# WORK TO BE COMPLETED
Copy out the listing that follows exactly, dropping every picture.
┄┄┄┄┄┄┄┄┄┄
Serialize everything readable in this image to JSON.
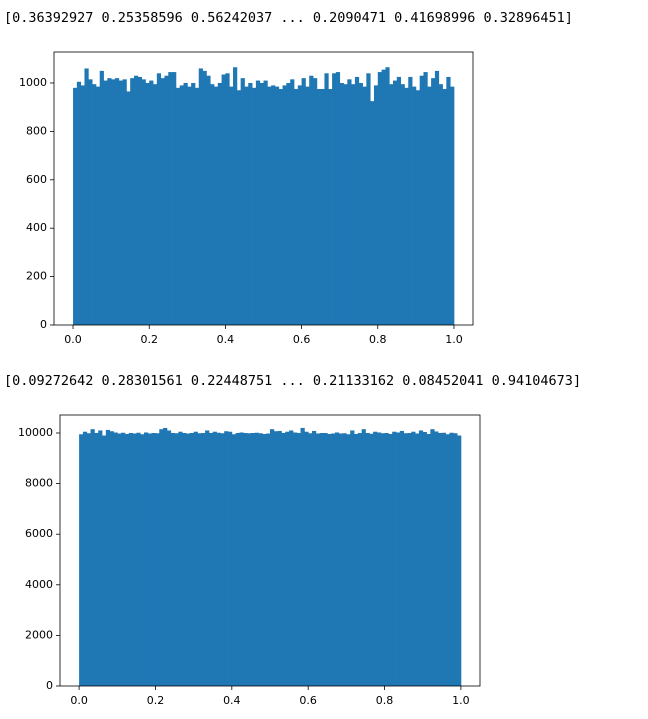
{
  "output_text": [
    "[0.36392927 0.25358596 0.56242037 ... 0.2090471  0.41698996 0.32896451]",
    "[0.09272642 0.28301561 0.22448751 ... 0.21133162 0.08452041 0.94104673]"
  ],
  "chart_data": [
    {
      "type": "histogram",
      "color": "#1f77b4",
      "grid": false,
      "bins": [
        0,
        0.01,
        0.02,
        0.03,
        0.04,
        0.05,
        0.06,
        0.07,
        0.08,
        0.09,
        0.1,
        0.11,
        0.12,
        0.13,
        0.14,
        0.15,
        0.16,
        0.17,
        0.18,
        0.19,
        0.2,
        0.21,
        0.22,
        0.23,
        0.24,
        0.25,
        0.26,
        0.27,
        0.28,
        0.29,
        0.3,
        0.31,
        0.32,
        0.33,
        0.34,
        0.35,
        0.36,
        0.37,
        0.38,
        0.39,
        0.4,
        0.41,
        0.42,
        0.43,
        0.44,
        0.45,
        0.46,
        0.47,
        0.48,
        0.49,
        0.5,
        0.51,
        0.52,
        0.53,
        0.54,
        0.55,
        0.56,
        0.57,
        0.58,
        0.59,
        0.6,
        0.61,
        0.62,
        0.63,
        0.64,
        0.65,
        0.66,
        0.67,
        0.68,
        0.69,
        0.7,
        0.71,
        0.72,
        0.73,
        0.74,
        0.75,
        0.76,
        0.77,
        0.78,
        0.79,
        0.8,
        0.81,
        0.82,
        0.83,
        0.84,
        0.85,
        0.86,
        0.87,
        0.88,
        0.89,
        0.9,
        0.91,
        0.92,
        0.93,
        0.94,
        0.95,
        0.96,
        0.97,
        0.98,
        0.99,
        1
      ],
      "values": [
        980,
        1005,
        990,
        1060,
        1015,
        995,
        985,
        1050,
        1010,
        1020,
        1015,
        1020,
        1010,
        1015,
        965,
        1020,
        1030,
        1025,
        1015,
        1000,
        1010,
        995,
        1040,
        1020,
        1030,
        1045,
        1045,
        980,
        990,
        1000,
        985,
        1000,
        980,
        1060,
        1050,
        1030,
        995,
        985,
        1000,
        1035,
        1040,
        985,
        1065,
        970,
        1020,
        985,
        1000,
        980,
        1010,
        1000,
        1010,
        985,
        990,
        985,
        975,
        990,
        1000,
        1015,
        975,
        990,
        1020,
        985,
        1030,
        1020,
        975,
        975,
        1040,
        975,
        1040,
        1045,
        1000,
        995,
        1015,
        995,
        1025,
        1000,
        985,
        1040,
        925,
        990,
        1045,
        1055,
        1065,
        995,
        1010,
        1025,
        995,
        980,
        1025,
        985,
        970,
        1030,
        1045,
        985,
        1020,
        1050,
        995,
        975,
        1025,
        985
      ],
      "xlim": [
        -0.05,
        1.05
      ],
      "xticks": [
        {
          "value": 0,
          "label": "0.0"
        },
        0.2,
        0.4,
        0.6,
        0.8,
        {
          "value": 1,
          "label": "1.0"
        }
      ],
      "ylim": [
        0,
        1128
      ],
      "yticks": [
        0,
        200,
        400,
        600,
        800,
        1000
      ]
    },
    {
      "type": "histogram",
      "color": "#1f77b4",
      "grid": false,
      "bins": [
        0,
        0.01,
        0.02,
        0.03,
        0.04,
        0.05,
        0.06,
        0.07,
        0.08,
        0.09,
        0.1,
        0.11,
        0.12,
        0.13,
        0.14,
        0.15,
        0.16,
        0.17,
        0.18,
        0.19,
        0.2,
        0.21,
        0.22,
        0.23,
        0.24,
        0.25,
        0.26,
        0.27,
        0.28,
        0.29,
        0.3,
        0.31,
        0.32,
        0.33,
        0.34,
        0.35,
        0.36,
        0.37,
        0.38,
        0.39,
        0.4,
        0.41,
        0.42,
        0.43,
        0.44,
        0.45,
        0.46,
        0.47,
        0.48,
        0.49,
        0.5,
        0.51,
        0.52,
        0.53,
        0.54,
        0.55,
        0.56,
        0.57,
        0.58,
        0.59,
        0.6,
        0.61,
        0.62,
        0.63,
        0.64,
        0.65,
        0.66,
        0.67,
        0.68,
        0.69,
        0.7,
        0.71,
        0.72,
        0.73,
        0.74,
        0.75,
        0.76,
        0.77,
        0.78,
        0.79,
        0.8,
        0.81,
        0.82,
        0.83,
        0.84,
        0.85,
        0.86,
        0.87,
        0.88,
        0.89,
        0.9,
        0.91,
        0.92,
        0.93,
        0.94,
        0.95,
        0.96,
        0.97,
        0.98,
        0.99,
        1
      ],
      "values": [
        9950,
        10050,
        9990,
        10150,
        10000,
        10100,
        9900,
        10120,
        10070,
        10020,
        9980,
        10010,
        9960,
        10000,
        9980,
        10010,
        9950,
        10020,
        9980,
        10000,
        9990,
        10150,
        10200,
        10100,
        10000,
        9990,
        10050,
        10000,
        9980,
        10000,
        10050,
        9990,
        10000,
        10100,
        10000,
        10050,
        10010,
        9990,
        10070,
        10050,
        9950,
        10000,
        10020,
        10000,
        9990,
        10000,
        10010,
        9990,
        9960,
        9980,
        10150,
        10070,
        10080,
        10000,
        10050,
        10100,
        10020,
        10000,
        10200,
        10050,
        9990,
        10080,
        9980,
        10000,
        10000,
        9960,
        9980,
        10020,
        9980,
        9990,
        9950,
        10100,
        9960,
        10000,
        10150,
        10000,
        9970,
        10050,
        10020,
        9990,
        10000,
        9960,
        10050,
        10020,
        10080,
        9990,
        10000,
        10050,
        9980,
        10100,
        10040,
        9960,
        10150,
        10060,
        10000,
        10010,
        9950,
        10010,
        9990,
        9900
      ],
      "xlim": [
        -0.05,
        1.05
      ],
      "xticks": [
        {
          "value": 0,
          "label": "0.0"
        },
        0.2,
        0.4,
        0.6,
        0.8,
        {
          "value": 1,
          "label": "1.0"
        }
      ],
      "ylim": [
        0,
        10711
      ],
      "yticks": [
        0,
        2000,
        4000,
        6000,
        8000,
        10000
      ]
    }
  ]
}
┄┄┄┄┄┄┄┄┄┄
# ANSWER FOR THE TASK
Serialize everything readable in this image to JSON.
{
  "output_text": [
    "[0.36392927 0.25358596 0.56242037 ... 0.2090471  0.41698996 0.32896451]",
    "[0.09272642 0.28301561 0.22448751 ... 0.21133162 0.08452041 0.94104673]"
  ],
  "chart_data": [
    {
      "type": "histogram",
      "color": "#1f77b4",
      "grid": false,
      "bins": [
        0,
        0.01,
        0.02,
        0.03,
        0.04,
        0.05,
        0.06,
        0.07,
        0.08,
        0.09,
        0.1,
        0.11,
        0.12,
        0.13,
        0.14,
        0.15,
        0.16,
        0.17,
        0.18,
        0.19,
        0.2,
        0.21,
        0.22,
        0.23,
        0.24,
        0.25,
        0.26,
        0.27,
        0.28,
        0.29,
        0.3,
        0.31,
        0.32,
        0.33,
        0.34,
        0.35,
        0.36,
        0.37,
        0.38,
        0.39,
        0.4,
        0.41,
        0.42,
        0.43,
        0.44,
        0.45,
        0.46,
        0.47,
        0.48,
        0.49,
        0.5,
        0.51,
        0.52,
        0.53,
        0.54,
        0.55,
        0.56,
        0.57,
        0.58,
        0.59,
        0.6,
        0.61,
        0.62,
        0.63,
        0.64,
        0.65,
        0.66,
        0.67,
        0.68,
        0.69,
        0.7,
        0.71,
        0.72,
        0.73,
        0.74,
        0.75,
        0.76,
        0.77,
        0.78,
        0.79,
        0.8,
        0.81,
        0.82,
        0.83,
        0.84,
        0.85,
        0.86,
        0.87,
        0.88,
        0.89,
        0.9,
        0.91,
        0.92,
        0.93,
        0.94,
        0.95,
        0.96,
        0.97,
        0.98,
        0.99,
        1
      ],
      "values": [
        980,
        1005,
        990,
        1060,
        1015,
        995,
        985,
        1050,
        1010,
        1020,
        1015,
        1020,
        1010,
        1015,
        965,
        1020,
        1030,
        1025,
        1015,
        1000,
        1010,
        995,
        1040,
        1020,
        1030,
        1045,
        1045,
        980,
        990,
        1000,
        985,
        1000,
        980,
        1060,
        1050,
        1030,
        995,
        985,
        1000,
        1035,
        1040,
        985,
        1065,
        970,
        1020,
        985,
        1000,
        980,
        1010,
        1000,
        1010,
        985,
        990,
        985,
        975,
        990,
        1000,
        1015,
        975,
        990,
        1020,
        985,
        1030,
        1020,
        975,
        975,
        1040,
        975,
        1040,
        1045,
        1000,
        995,
        1015,
        995,
        1025,
        1000,
        985,
        1040,
        925,
        990,
        1045,
        1055,
        1065,
        995,
        1010,
        1025,
        995,
        980,
        1025,
        985,
        970,
        1030,
        1045,
        985,
        1020,
        1050,
        995,
        975,
        1025,
        985
      ],
      "xlim": [
        -0.05,
        1.05
      ],
      "xticks": [
        {
          "value": 0,
          "label": "0.0"
        },
        0.2,
        0.4,
        0.6,
        0.8,
        {
          "value": 1,
          "label": "1.0"
        }
      ],
      "ylim": [
        0,
        1128
      ],
      "yticks": [
        0,
        200,
        400,
        600,
        800,
        1000
      ]
    },
    {
      "type": "histogram",
      "color": "#1f77b4",
      "grid": false,
      "bins": [
        0,
        0.01,
        0.02,
        0.03,
        0.04,
        0.05,
        0.06,
        0.07,
        0.08,
        0.09,
        0.1,
        0.11,
        0.12,
        0.13,
        0.14,
        0.15,
        0.16,
        0.17,
        0.18,
        0.19,
        0.2,
        0.21,
        0.22,
        0.23,
        0.24,
        0.25,
        0.26,
        0.27,
        0.28,
        0.29,
        0.3,
        0.31,
        0.32,
        0.33,
        0.34,
        0.35,
        0.36,
        0.37,
        0.38,
        0.39,
        0.4,
        0.41,
        0.42,
        0.43,
        0.44,
        0.45,
        0.46,
        0.47,
        0.48,
        0.49,
        0.5,
        0.51,
        0.52,
        0.53,
        0.54,
        0.55,
        0.56,
        0.57,
        0.58,
        0.59,
        0.6,
        0.61,
        0.62,
        0.63,
        0.64,
        0.65,
        0.66,
        0.67,
        0.68,
        0.69,
        0.7,
        0.71,
        0.72,
        0.73,
        0.74,
        0.75,
        0.76,
        0.77,
        0.78,
        0.79,
        0.8,
        0.81,
        0.82,
        0.83,
        0.84,
        0.85,
        0.86,
        0.87,
        0.88,
        0.89,
        0.9,
        0.91,
        0.92,
        0.93,
        0.94,
        0.95,
        0.96,
        0.97,
        0.98,
        0.99,
        1
      ],
      "values": [
        9950,
        10050,
        9990,
        10150,
        10000,
        10100,
        9900,
        10120,
        10070,
        10020,
        9980,
        10010,
        9960,
        10000,
        9980,
        10010,
        9950,
        10020,
        9980,
        10000,
        9990,
        10150,
        10200,
        10100,
        10000,
        9990,
        10050,
        10000,
        9980,
        10000,
        10050,
        9990,
        10000,
        10100,
        10000,
        10050,
        10010,
        9990,
        10070,
        10050,
        9950,
        10000,
        10020,
        10000,
        9990,
        10000,
        10010,
        9990,
        9960,
        9980,
        10150,
        10070,
        10080,
        10000,
        10050,
        10100,
        10020,
        10000,
        10200,
        10050,
        9990,
        10080,
        9980,
        10000,
        10000,
        9960,
        9980,
        10020,
        9980,
        9990,
        9950,
        10100,
        9960,
        10000,
        10150,
        10000,
        9970,
        10050,
        10020,
        9990,
        10000,
        9960,
        10050,
        10020,
        10080,
        9990,
        10000,
        10050,
        9980,
        10100,
        10040,
        9960,
        10150,
        10060,
        10000,
        10010,
        9950,
        10010,
        9990,
        9900
      ],
      "xlim": [
        -0.05,
        1.05
      ],
      "xticks": [
        {
          "value": 0,
          "label": "0.0"
        },
        0.2,
        0.4,
        0.6,
        0.8,
        {
          "value": 1,
          "label": "1.0"
        }
      ],
      "ylim": [
        0,
        10711
      ],
      "yticks": [
        0,
        2000,
        4000,
        6000,
        8000,
        10000
      ]
    }
  ]
}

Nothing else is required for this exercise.